Written problem:
In the material below, identify each line bearing the word "быть". Reproduce those lines.

— begin Items —

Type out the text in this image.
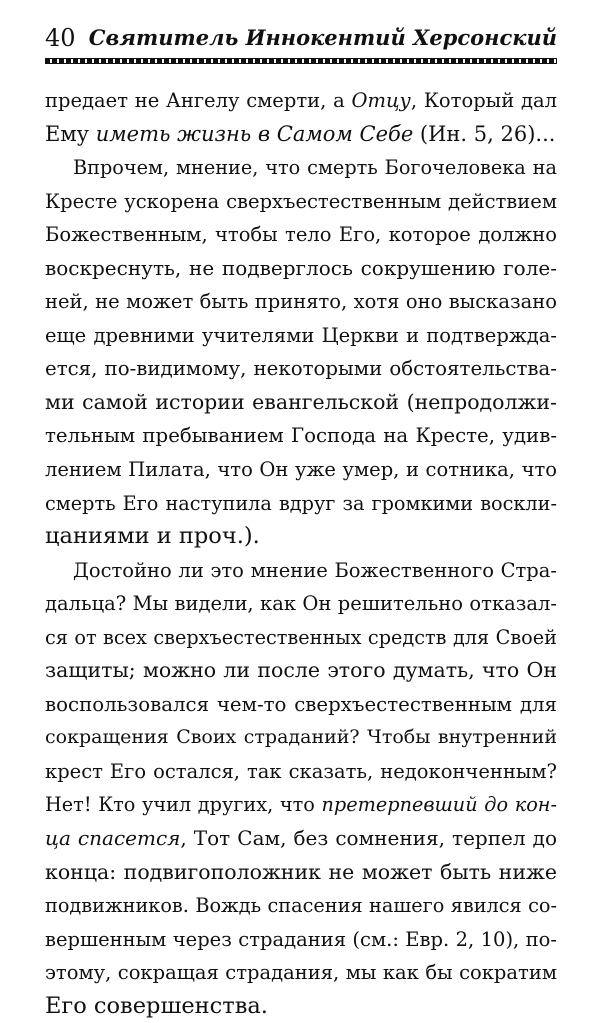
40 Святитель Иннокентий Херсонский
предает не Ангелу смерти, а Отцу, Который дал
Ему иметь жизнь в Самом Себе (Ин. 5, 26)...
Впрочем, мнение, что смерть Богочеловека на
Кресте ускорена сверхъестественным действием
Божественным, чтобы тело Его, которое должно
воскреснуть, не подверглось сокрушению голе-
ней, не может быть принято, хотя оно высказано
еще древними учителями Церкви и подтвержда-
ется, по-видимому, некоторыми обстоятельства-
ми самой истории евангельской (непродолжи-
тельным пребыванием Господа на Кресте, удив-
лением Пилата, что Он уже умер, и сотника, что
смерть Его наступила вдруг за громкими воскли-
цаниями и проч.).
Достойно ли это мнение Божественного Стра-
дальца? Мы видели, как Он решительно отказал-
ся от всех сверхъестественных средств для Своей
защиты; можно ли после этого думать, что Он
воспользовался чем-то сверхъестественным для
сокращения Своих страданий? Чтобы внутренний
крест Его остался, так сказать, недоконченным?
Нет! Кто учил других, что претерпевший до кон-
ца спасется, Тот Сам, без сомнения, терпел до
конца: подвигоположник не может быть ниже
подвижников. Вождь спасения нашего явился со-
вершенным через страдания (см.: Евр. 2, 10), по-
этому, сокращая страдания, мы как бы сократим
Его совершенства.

— end Items —
— begin Items —

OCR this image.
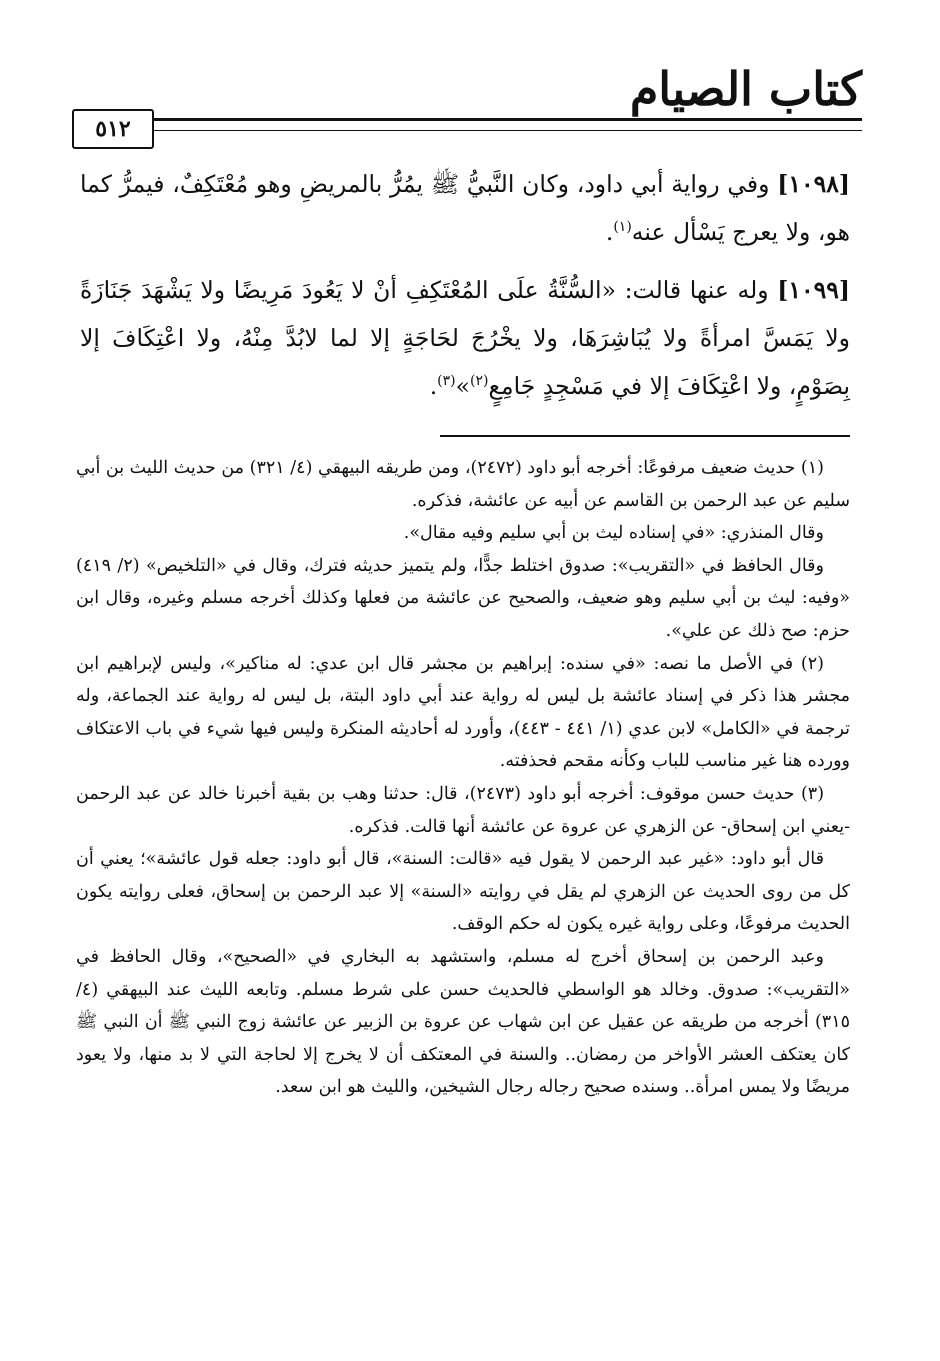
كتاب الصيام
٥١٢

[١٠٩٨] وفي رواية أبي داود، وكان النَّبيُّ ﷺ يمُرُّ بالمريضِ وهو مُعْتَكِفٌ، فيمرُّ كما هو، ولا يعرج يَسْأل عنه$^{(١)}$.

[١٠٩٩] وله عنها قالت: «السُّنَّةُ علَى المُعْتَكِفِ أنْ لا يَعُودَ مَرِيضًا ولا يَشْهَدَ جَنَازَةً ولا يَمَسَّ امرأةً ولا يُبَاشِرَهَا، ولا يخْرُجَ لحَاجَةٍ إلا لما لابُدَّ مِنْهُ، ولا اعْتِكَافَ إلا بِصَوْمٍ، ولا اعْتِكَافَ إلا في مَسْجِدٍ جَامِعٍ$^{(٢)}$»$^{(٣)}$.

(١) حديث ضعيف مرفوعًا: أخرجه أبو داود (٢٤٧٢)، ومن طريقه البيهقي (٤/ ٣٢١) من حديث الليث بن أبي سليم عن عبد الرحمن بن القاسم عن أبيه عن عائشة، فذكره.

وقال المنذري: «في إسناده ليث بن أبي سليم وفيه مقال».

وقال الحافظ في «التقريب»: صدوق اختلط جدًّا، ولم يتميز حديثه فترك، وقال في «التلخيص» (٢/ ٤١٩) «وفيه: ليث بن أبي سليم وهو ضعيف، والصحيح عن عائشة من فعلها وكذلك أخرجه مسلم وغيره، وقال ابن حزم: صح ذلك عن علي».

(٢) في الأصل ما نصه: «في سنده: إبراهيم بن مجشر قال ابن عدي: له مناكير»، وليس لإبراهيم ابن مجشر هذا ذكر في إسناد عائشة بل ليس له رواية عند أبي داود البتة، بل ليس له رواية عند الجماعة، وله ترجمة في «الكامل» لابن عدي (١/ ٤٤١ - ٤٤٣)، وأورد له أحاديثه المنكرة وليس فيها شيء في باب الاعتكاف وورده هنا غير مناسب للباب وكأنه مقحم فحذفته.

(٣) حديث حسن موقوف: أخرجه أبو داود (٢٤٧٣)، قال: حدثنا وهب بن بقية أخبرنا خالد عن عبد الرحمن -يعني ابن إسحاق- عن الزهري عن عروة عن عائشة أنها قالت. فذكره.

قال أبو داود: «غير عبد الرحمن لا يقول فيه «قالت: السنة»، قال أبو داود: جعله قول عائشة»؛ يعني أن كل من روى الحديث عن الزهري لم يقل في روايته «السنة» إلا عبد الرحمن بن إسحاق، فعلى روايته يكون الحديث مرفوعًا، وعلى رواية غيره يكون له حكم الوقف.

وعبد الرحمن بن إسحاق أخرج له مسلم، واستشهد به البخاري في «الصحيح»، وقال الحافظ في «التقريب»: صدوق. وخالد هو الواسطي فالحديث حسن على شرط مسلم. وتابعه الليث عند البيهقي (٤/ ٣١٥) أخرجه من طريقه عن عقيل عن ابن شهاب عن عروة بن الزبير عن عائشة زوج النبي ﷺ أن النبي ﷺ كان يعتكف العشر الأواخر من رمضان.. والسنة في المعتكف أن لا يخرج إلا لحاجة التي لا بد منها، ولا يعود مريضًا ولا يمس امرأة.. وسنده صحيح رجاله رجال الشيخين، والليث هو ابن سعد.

— end Items —

Correct output:
ней, не может быть принято, хотя оно высказано
конца: подвигоположник не может быть ниже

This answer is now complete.